Filter the listing and keep only the lines with the word "علوم".

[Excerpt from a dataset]
====

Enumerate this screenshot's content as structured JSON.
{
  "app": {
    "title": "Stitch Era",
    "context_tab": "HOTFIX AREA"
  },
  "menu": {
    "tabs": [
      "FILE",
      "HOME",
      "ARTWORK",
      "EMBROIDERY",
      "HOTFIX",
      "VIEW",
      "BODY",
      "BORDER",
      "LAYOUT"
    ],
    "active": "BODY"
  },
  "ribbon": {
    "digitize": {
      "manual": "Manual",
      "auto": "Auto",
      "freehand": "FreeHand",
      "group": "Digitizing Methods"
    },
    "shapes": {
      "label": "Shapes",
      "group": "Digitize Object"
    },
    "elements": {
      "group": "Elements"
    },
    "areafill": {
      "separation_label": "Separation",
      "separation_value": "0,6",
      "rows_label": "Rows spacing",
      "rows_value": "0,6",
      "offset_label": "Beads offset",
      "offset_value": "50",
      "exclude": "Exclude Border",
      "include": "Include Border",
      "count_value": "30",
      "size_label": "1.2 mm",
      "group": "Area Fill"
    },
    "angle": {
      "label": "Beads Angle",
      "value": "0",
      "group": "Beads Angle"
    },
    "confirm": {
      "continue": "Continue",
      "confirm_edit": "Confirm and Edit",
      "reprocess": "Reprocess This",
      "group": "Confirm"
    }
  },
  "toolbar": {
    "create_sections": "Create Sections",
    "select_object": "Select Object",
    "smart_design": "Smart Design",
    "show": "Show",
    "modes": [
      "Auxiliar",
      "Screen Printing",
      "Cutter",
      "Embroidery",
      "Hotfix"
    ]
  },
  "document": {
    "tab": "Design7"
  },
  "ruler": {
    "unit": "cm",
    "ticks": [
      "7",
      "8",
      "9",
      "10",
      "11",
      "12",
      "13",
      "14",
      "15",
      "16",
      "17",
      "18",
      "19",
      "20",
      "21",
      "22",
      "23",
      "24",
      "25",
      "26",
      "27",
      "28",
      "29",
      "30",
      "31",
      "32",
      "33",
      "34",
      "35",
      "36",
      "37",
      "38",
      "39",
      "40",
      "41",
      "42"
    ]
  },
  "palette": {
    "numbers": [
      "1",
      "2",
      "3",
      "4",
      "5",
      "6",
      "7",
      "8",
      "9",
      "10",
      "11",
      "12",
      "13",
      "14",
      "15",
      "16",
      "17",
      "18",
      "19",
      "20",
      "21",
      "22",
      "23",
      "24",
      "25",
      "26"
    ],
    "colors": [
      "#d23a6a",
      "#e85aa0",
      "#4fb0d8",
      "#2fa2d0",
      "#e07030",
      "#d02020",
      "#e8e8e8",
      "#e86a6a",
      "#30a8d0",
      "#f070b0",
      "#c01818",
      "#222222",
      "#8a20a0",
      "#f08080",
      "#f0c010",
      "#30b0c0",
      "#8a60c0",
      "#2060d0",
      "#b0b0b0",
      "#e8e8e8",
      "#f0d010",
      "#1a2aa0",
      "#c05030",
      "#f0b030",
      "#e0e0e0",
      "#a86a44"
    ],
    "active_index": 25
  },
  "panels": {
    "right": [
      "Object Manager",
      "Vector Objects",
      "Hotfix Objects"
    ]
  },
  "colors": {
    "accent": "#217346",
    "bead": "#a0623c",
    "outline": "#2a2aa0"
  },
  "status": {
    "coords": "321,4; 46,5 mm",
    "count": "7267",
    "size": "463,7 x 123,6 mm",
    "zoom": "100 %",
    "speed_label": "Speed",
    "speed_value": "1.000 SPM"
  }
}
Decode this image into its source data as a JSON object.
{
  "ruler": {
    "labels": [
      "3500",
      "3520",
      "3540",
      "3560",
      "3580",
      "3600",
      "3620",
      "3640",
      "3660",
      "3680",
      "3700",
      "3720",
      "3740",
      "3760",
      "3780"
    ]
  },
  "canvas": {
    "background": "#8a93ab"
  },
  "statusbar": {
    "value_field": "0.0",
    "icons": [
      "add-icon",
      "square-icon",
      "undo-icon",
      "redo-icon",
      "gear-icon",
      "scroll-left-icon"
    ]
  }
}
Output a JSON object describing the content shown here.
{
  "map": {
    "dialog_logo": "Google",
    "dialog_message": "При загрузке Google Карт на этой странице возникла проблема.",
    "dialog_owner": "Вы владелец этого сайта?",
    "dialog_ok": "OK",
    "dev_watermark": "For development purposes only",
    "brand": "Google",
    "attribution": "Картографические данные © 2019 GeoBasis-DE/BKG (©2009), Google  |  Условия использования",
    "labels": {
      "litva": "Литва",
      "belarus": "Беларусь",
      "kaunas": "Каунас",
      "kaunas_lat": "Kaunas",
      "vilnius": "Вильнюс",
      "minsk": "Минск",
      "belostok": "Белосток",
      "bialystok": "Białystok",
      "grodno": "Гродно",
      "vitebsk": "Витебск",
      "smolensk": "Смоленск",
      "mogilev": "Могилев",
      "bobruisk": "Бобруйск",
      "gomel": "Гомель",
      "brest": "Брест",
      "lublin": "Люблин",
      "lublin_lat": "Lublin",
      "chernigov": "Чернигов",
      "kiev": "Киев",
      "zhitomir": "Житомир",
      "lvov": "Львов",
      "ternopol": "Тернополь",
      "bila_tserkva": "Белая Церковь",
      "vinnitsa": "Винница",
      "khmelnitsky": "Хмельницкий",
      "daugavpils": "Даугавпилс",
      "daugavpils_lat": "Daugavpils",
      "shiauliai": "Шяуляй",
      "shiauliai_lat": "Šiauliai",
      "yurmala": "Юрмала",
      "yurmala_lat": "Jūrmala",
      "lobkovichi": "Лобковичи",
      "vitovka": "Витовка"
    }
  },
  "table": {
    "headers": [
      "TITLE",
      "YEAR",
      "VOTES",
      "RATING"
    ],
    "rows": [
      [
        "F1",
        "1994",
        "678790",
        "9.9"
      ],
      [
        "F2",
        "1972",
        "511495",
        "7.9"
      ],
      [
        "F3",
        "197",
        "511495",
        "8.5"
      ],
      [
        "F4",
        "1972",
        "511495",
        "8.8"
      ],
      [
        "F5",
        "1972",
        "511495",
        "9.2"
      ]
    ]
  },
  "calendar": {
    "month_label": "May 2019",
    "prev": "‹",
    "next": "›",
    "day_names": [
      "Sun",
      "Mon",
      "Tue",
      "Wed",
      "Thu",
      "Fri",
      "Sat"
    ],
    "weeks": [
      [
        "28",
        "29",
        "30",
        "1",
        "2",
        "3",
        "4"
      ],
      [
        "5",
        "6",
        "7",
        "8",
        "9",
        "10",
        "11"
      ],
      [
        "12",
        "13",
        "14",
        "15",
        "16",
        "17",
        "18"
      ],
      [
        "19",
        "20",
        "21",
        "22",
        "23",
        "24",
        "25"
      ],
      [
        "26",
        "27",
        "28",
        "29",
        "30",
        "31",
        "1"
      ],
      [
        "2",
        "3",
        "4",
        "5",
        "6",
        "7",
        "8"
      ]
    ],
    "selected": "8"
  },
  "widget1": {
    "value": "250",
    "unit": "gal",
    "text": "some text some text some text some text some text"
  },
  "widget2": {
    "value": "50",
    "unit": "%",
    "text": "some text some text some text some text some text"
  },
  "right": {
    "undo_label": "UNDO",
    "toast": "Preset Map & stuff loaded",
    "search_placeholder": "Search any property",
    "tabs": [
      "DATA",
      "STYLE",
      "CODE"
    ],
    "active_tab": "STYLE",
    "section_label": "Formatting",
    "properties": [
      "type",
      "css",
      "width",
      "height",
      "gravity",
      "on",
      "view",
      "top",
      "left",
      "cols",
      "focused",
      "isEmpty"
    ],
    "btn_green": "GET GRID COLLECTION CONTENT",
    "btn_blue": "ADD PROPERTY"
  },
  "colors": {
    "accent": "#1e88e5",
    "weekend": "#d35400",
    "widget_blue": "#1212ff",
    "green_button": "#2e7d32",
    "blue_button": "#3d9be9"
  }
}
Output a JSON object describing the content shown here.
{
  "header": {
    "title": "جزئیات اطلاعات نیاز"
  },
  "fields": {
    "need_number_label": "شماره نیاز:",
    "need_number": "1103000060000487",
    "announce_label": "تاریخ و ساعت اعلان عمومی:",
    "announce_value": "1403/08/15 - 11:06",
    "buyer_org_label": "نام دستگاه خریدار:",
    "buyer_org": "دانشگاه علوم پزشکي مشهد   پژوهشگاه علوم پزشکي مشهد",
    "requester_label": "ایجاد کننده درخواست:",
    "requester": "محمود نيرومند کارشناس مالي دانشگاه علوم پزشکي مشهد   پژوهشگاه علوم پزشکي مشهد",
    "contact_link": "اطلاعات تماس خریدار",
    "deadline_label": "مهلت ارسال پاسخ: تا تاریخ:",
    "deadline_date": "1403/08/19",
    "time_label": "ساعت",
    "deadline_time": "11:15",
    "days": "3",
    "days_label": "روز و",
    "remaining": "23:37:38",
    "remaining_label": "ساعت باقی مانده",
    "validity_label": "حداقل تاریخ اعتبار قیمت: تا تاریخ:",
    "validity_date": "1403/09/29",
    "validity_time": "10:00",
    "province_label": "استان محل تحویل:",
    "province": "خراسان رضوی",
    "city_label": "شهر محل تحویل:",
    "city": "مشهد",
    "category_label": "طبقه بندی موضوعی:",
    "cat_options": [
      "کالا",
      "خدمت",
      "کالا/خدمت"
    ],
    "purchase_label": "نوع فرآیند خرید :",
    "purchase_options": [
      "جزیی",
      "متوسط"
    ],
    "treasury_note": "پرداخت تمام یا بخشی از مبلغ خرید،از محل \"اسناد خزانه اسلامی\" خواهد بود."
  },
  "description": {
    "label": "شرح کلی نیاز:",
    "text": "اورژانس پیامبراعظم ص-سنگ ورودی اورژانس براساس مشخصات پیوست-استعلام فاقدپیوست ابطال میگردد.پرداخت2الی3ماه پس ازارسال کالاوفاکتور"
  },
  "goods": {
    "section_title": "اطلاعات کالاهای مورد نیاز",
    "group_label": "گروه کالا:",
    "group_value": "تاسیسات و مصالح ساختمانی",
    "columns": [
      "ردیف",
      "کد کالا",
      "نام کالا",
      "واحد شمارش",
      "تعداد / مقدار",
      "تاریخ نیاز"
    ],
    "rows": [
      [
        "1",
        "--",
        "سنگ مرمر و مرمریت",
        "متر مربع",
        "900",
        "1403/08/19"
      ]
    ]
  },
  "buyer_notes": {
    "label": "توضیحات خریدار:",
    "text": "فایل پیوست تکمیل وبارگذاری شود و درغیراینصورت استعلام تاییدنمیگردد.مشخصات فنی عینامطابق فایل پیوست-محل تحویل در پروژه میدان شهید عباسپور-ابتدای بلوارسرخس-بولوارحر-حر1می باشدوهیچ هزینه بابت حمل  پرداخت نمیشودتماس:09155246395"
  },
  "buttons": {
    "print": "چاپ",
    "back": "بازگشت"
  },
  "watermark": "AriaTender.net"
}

====

### Completed task
    "buyer_org": "دانشگاه علوم پزشکي مشهد   پژوهشگاه علوم پزشکي مشهد",
    "requester": "محمود نيرومند کارشناس مالي دانشگاه علوم پزشکي مشهد   پژوهشگاه علوم پزشکي مشهد",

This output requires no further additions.